| What you should do |
Of the lines in the entries below, state how many hold the word "infrastructure". Say nothing else.

-- Begin Available records --

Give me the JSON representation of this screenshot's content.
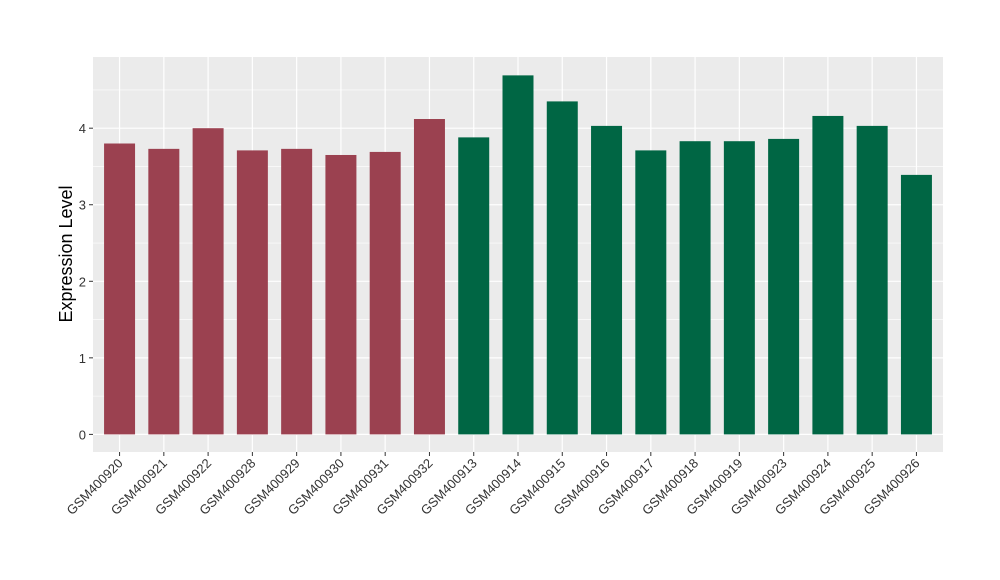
{
  "chart_data": {
    "type": "bar",
    "title": "",
    "xlabel": "",
    "ylabel": "Expression Level",
    "ylim": [
      -0.23,
      4.93
    ],
    "yticks": [
      0,
      1,
      2,
      3,
      4
    ],
    "grid": true,
    "legend": "none",
    "categories": [
      "GSM400920",
      "GSM400921",
      "GSM400922",
      "GSM400928",
      "GSM400929",
      "GSM400930",
      "GSM400931",
      "GSM400932",
      "GSM400913",
      "GSM400914",
      "GSM400915",
      "GSM400916",
      "GSM400917",
      "GSM400918",
      "GSM400919",
      "GSM400923",
      "GSM400924",
      "GSM400925",
      "GSM400926"
    ],
    "values": [
      3.8,
      3.73,
      4.0,
      3.71,
      3.73,
      3.65,
      3.69,
      4.12,
      3.88,
      4.69,
      4.35,
      4.03,
      3.71,
      3.83,
      3.83,
      3.86,
      4.16,
      4.03,
      3.39
    ],
    "groups": [
      0,
      0,
      0,
      0,
      0,
      0,
      0,
      0,
      1,
      1,
      1,
      1,
      1,
      1,
      1,
      1,
      1,
      1,
      1
    ],
    "colors": [
      "#9b4150",
      "#006644"
    ]
  }
}
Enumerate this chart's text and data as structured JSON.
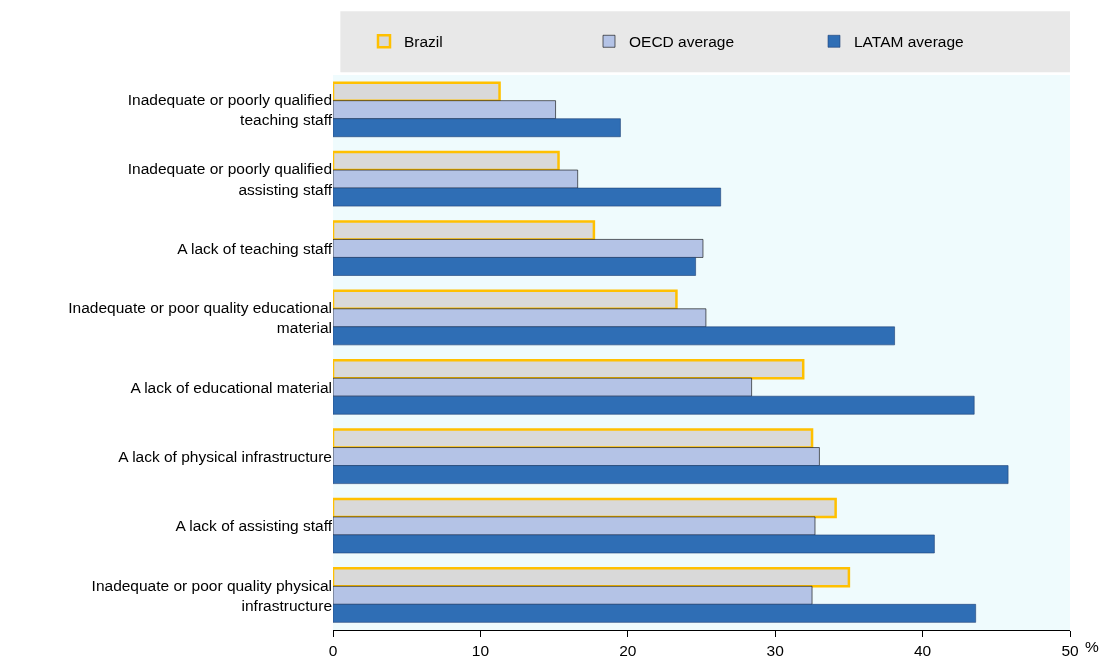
{
  "chart_data": {
    "type": "bar",
    "orientation": "horizontal",
    "xlabel": "%",
    "categories": [
      "Inadequate or poorly qualified teaching staff",
      "Inadequate or poorly qualified assisting staff",
      "A lack of teaching staff",
      "Inadequate or poor quality educational material",
      "A lack of educational material",
      "A lack of physical infrastructure",
      "A lack of assisting staff",
      "Inadequate or poor quality physical infrastructure"
    ],
    "series": [
      {
        "name": "Brazil",
        "color": "#d9d9d9",
        "values": [
          11.3,
          15.3,
          17.7,
          23.3,
          31.9,
          32.5,
          34.1,
          35.0
        ]
      },
      {
        "name": "OECD average",
        "color": "#b4c3e6",
        "values": [
          15.1,
          16.6,
          25.1,
          25.3,
          28.4,
          33.0,
          32.7,
          32.5
        ]
      },
      {
        "name": "LATAM average",
        "color": "#2f6eb5",
        "values": [
          19.5,
          26.3,
          24.6,
          38.1,
          43.5,
          45.8,
          40.8,
          43.6
        ]
      }
    ],
    "xlim": [
      0,
      50
    ],
    "xticks": [
      0,
      10,
      20,
      30,
      40,
      50
    ],
    "grid": false,
    "legend": "top"
  }
}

-- End Available records --

| Task output |
2